AIM OF THE EXERCISE — Of all the lines in the material, how many include the word "TradingView"? Give only the number.

LISTING —

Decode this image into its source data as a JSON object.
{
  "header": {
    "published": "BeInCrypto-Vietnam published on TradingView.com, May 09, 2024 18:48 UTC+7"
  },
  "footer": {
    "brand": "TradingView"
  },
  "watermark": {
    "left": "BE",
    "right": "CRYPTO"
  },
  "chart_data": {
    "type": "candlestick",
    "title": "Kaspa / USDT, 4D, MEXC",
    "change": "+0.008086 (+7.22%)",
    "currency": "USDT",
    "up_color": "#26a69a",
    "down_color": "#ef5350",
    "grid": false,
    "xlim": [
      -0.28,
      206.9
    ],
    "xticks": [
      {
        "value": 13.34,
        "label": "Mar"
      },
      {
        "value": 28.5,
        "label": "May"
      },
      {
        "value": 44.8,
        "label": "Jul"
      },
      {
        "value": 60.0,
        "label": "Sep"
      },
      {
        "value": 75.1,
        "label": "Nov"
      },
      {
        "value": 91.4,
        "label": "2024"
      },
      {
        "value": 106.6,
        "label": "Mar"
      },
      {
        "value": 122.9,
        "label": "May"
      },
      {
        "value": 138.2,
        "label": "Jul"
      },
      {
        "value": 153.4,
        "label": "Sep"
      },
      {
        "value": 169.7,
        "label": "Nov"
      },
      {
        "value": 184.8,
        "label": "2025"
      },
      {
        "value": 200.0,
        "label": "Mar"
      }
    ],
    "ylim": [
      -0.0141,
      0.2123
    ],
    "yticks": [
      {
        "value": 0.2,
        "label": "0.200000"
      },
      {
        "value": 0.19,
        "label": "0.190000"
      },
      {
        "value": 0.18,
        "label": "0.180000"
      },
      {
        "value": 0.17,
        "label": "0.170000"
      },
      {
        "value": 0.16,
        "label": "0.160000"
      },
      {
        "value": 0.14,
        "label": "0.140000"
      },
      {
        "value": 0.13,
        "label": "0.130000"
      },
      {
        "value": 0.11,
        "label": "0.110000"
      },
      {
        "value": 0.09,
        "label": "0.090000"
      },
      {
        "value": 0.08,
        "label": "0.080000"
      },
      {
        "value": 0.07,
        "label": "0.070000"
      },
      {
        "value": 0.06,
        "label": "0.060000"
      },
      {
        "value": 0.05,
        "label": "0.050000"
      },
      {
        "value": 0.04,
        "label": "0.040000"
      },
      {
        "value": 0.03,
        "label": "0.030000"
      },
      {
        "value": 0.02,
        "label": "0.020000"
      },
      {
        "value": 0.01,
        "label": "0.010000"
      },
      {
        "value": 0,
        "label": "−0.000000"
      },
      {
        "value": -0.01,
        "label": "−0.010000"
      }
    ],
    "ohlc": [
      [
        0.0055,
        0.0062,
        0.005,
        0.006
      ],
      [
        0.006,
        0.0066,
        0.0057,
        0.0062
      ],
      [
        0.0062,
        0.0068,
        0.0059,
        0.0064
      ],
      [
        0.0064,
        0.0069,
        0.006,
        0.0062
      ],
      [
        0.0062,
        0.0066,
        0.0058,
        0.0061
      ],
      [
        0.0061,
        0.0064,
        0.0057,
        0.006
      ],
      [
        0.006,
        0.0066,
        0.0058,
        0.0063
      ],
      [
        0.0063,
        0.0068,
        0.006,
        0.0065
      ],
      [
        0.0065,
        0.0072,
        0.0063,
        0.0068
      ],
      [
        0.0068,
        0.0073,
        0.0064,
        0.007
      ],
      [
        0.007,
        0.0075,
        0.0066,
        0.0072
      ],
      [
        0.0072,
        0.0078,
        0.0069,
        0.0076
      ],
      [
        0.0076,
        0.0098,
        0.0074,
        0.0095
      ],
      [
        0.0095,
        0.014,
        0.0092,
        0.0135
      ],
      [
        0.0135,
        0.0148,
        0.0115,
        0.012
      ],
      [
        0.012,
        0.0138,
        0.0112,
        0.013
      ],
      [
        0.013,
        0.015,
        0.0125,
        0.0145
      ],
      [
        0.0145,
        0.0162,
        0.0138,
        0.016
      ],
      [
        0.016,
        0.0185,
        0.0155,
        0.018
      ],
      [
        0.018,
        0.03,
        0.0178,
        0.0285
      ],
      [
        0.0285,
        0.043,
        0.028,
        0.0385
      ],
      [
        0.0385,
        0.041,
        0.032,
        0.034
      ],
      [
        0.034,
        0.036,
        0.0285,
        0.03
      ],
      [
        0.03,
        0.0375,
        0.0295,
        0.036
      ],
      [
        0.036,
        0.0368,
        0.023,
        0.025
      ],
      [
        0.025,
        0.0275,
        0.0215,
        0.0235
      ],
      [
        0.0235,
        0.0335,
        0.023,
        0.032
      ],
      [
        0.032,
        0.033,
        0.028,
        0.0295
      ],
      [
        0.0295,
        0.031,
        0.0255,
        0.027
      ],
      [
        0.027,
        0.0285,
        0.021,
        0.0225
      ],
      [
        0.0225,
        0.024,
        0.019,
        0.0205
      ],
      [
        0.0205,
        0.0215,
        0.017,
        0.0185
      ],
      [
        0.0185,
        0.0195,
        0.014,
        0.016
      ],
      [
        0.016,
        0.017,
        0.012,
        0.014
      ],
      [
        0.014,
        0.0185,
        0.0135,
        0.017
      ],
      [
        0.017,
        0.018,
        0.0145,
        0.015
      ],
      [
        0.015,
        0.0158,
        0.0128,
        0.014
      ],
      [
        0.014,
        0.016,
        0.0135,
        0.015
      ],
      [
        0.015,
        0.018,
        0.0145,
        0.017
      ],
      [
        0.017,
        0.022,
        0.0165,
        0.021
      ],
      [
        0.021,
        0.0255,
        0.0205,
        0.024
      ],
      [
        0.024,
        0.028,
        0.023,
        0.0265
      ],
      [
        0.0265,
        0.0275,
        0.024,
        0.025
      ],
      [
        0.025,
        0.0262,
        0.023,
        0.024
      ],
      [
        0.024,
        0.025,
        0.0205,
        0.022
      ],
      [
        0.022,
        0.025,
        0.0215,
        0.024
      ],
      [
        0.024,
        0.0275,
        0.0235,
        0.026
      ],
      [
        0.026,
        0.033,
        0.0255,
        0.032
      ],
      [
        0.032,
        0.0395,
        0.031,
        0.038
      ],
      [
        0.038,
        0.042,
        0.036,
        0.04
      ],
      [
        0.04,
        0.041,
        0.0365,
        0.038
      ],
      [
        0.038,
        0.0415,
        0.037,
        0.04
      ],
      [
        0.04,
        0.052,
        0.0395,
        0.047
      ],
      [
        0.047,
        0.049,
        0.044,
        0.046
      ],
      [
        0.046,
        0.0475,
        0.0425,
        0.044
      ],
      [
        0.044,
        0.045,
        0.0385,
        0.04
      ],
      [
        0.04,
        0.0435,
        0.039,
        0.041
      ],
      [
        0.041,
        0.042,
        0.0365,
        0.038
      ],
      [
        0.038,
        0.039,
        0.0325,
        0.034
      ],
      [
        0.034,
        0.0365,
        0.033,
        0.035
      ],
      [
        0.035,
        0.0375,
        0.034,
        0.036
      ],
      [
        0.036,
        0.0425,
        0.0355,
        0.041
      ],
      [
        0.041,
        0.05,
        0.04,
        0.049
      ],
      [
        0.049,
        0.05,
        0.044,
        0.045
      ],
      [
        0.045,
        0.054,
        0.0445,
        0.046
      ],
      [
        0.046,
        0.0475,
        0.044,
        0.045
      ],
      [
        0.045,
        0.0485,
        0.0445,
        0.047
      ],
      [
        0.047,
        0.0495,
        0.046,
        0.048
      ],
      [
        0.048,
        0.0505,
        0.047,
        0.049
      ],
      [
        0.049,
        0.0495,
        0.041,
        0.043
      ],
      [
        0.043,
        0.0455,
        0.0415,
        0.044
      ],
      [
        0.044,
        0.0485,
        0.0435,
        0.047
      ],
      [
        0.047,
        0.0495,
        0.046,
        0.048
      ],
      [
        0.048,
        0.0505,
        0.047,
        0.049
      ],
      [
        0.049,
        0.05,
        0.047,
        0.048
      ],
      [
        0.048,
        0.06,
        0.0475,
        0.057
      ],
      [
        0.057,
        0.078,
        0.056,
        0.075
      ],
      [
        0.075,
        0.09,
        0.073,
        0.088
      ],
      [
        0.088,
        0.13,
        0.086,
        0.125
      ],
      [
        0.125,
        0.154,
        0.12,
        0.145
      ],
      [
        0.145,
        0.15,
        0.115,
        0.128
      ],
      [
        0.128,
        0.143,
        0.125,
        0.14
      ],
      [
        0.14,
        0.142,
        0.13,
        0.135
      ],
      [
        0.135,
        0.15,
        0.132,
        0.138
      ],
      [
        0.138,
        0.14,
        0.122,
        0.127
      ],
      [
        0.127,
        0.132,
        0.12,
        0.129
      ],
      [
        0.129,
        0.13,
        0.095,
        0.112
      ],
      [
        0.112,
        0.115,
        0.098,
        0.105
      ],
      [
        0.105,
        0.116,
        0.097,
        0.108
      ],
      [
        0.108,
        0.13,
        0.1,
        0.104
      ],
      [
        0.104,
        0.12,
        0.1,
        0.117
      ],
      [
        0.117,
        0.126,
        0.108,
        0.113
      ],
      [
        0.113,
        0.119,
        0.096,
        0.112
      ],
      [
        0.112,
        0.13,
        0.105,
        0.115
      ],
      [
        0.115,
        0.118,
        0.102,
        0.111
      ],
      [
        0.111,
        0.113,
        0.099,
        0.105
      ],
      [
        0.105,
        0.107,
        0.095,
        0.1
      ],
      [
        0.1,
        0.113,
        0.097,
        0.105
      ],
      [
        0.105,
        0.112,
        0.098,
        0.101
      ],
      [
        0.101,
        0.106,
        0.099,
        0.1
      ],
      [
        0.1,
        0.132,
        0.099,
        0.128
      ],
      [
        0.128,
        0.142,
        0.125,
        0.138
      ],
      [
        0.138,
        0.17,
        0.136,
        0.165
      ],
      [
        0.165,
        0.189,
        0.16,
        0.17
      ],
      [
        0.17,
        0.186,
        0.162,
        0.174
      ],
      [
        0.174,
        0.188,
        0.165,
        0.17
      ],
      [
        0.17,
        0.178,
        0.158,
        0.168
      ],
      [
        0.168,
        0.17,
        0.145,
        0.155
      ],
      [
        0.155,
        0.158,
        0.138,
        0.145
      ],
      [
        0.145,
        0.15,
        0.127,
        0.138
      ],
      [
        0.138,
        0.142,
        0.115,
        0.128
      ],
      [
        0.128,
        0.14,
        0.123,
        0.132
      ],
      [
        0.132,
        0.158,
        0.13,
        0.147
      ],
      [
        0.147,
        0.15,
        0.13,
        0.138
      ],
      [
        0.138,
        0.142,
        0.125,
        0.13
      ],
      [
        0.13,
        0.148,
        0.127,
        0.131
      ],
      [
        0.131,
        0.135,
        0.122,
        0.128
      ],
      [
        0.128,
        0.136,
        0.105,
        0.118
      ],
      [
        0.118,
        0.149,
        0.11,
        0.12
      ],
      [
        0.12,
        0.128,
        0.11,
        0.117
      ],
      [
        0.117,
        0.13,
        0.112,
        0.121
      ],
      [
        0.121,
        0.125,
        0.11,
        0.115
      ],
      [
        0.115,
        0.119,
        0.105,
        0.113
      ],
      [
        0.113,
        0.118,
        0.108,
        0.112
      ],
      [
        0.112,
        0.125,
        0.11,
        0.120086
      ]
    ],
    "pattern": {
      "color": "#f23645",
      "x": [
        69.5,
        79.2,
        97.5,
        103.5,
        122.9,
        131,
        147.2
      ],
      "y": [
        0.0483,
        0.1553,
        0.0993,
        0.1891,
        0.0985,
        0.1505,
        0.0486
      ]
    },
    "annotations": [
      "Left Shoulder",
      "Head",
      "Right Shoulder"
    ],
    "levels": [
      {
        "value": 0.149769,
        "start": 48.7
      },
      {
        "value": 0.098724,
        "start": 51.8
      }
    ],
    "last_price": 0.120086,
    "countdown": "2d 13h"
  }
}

RESPONSE TO THIS TASK — 2